▶ SHORT PROBLEM
Please print the full listing exactly.

* * * * *

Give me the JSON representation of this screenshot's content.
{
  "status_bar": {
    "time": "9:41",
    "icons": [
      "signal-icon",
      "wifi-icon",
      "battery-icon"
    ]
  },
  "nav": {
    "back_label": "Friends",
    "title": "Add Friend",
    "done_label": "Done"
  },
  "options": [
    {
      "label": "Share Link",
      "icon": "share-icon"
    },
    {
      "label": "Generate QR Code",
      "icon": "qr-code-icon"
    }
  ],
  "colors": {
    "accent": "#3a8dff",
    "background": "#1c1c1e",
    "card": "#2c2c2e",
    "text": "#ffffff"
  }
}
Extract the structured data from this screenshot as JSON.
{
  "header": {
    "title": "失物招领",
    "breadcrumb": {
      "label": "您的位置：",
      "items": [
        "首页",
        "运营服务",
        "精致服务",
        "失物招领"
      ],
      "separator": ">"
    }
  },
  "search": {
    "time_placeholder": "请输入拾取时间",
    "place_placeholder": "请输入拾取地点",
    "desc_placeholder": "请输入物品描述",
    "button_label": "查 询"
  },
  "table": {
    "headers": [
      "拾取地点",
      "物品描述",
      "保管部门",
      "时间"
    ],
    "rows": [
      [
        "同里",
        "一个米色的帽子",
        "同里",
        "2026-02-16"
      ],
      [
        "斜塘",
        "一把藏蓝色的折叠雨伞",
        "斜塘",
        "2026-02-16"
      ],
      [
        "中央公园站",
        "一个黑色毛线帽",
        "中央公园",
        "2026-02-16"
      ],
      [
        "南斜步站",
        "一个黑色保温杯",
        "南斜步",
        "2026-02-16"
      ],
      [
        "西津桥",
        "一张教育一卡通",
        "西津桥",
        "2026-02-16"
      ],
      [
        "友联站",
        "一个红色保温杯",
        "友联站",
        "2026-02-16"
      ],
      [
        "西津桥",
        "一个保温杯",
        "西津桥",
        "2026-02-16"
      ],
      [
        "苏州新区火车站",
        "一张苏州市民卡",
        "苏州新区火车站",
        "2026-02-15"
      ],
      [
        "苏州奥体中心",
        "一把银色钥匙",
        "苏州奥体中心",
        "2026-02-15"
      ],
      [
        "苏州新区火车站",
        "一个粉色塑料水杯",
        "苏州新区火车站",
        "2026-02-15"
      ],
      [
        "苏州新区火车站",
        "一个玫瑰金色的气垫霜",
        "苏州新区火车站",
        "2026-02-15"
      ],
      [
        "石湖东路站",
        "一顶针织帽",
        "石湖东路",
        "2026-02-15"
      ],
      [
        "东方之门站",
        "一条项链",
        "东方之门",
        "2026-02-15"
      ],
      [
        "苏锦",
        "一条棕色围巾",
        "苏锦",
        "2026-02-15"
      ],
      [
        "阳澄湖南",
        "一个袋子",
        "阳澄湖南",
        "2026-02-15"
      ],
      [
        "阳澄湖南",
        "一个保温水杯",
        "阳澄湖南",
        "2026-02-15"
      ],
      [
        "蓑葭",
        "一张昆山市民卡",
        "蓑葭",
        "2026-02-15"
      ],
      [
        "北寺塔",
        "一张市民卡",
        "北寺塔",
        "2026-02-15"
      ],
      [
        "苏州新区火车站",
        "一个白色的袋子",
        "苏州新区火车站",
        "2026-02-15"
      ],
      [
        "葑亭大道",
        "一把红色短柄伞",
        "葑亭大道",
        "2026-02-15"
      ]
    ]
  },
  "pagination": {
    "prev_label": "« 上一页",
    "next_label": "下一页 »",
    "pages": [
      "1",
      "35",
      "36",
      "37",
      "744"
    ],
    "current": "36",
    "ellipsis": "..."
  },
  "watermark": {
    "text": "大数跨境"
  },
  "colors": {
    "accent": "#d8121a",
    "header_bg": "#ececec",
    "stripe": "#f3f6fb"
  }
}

* * * * *

▶ FINISHED TASK
Give me the JSON representation of this screenshot's content.
{
  "status_bar": {
    "time": "9:41",
    "icons": [
      "signal-icon",
      "wifi-icon",
      "battery-icon"
    ]
  },
  "nav": {
    "back_label": "Friends",
    "title": "Add Friend",
    "done_label": "Done"
  },
  "options": [
    {
      "label": "Share Link",
      "icon": "share-icon"
    },
    {
      "label": "Generate QR Code",
      "icon": "qr-code-icon"
    }
  ],
  "colors": {
    "accent": "#3a8dff",
    "background": "#1c1c1e",
    "card": "#2c2c2e",
    "text": "#ffffff"
  }
}
Extract the structured data from this screenshot as JSON.
{
  "header": {
    "title": "失物招领",
    "breadcrumb": {
      "label": "您的位置：",
      "items": [
        "首页",
        "运营服务",
        "精致服务",
        "失物招领"
      ],
      "separator": ">"
    }
  },
  "search": {
    "time_placeholder": "请输入拾取时间",
    "place_placeholder": "请输入拾取地点",
    "desc_placeholder": "请输入物品描述",
    "button_label": "查 询"
  },
  "table": {
    "headers": [
      "拾取地点",
      "物品描述",
      "保管部门",
      "时间"
    ],
    "rows": [
      [
        "同里",
        "一个米色的帽子",
        "同里",
        "2026-02-16"
      ],
      [
        "斜塘",
        "一把藏蓝色的折叠雨伞",
        "斜塘",
        "2026-02-16"
      ],
      [
        "中央公园站",
        "一个黑色毛线帽",
        "中央公园",
        "2026-02-16"
      ],
      [
        "南斜步站",
        "一个黑色保温杯",
        "南斜步",
        "2026-02-16"
      ],
      [
        "西津桥",
        "一张教育一卡通",
        "西津桥",
        "2026-02-16"
      ],
      [
        "友联站",
        "一个红色保温杯",
        "友联站",
        "2026-02-16"
      ],
      [
        "西津桥",
        "一个保温杯",
        "西津桥",
        "2026-02-16"
      ],
      [
        "苏州新区火车站",
        "一张苏州市民卡",
        "苏州新区火车站",
        "2026-02-15"
      ],
      [
        "苏州奥体中心",
        "一把银色钥匙",
        "苏州奥体中心",
        "2026-02-15"
      ],
      [
        "苏州新区火车站",
        "一个粉色塑料水杯",
        "苏州新区火车站",
        "2026-02-15"
      ],
      [
        "苏州新区火车站",
        "一个玫瑰金色的气垫霜",
        "苏州新区火车站",
        "2026-02-15"
      ],
      [
        "石湖东路站",
        "一顶针织帽",
        "石湖东路",
        "2026-02-15"
      ],
      [
        "东方之门站",
        "一条项链",
        "东方之门",
        "2026-02-15"
      ],
      [
        "苏锦",
        "一条棕色围巾",
        "苏锦",
        "2026-02-15"
      ],
      [
        "阳澄湖南",
        "一个袋子",
        "阳澄湖南",
        "2026-02-15"
      ],
      [
        "阳澄湖南",
        "一个保温水杯",
        "阳澄湖南",
        "2026-02-15"
      ],
      [
        "蓑葭",
        "一张昆山市民卡",
        "蓑葭",
        "2026-02-15"
      ],
      [
        "北寺塔",
        "一张市民卡",
        "北寺塔",
        "2026-02-15"
      ],
      [
        "苏州新区火车站",
        "一个白色的袋子",
        "苏州新区火车站",
        "2026-02-15"
      ],
      [
        "葑亭大道",
        "一把红色短柄伞",
        "葑亭大道",
        "2026-02-15"
      ]
    ]
  },
  "pagination": {
    "prev_label": "« 上一页",
    "next_label": "下一页 »",
    "pages": [
      "1",
      "35",
      "36",
      "37",
      "744"
    ],
    "current": "36",
    "ellipsis": "..."
  },
  "watermark": {
    "text": "大数跨境"
  },
  "colors": {
    "accent": "#d8121a",
    "header_bg": "#ececec",
    "stripe": "#f3f6fb"
  }
}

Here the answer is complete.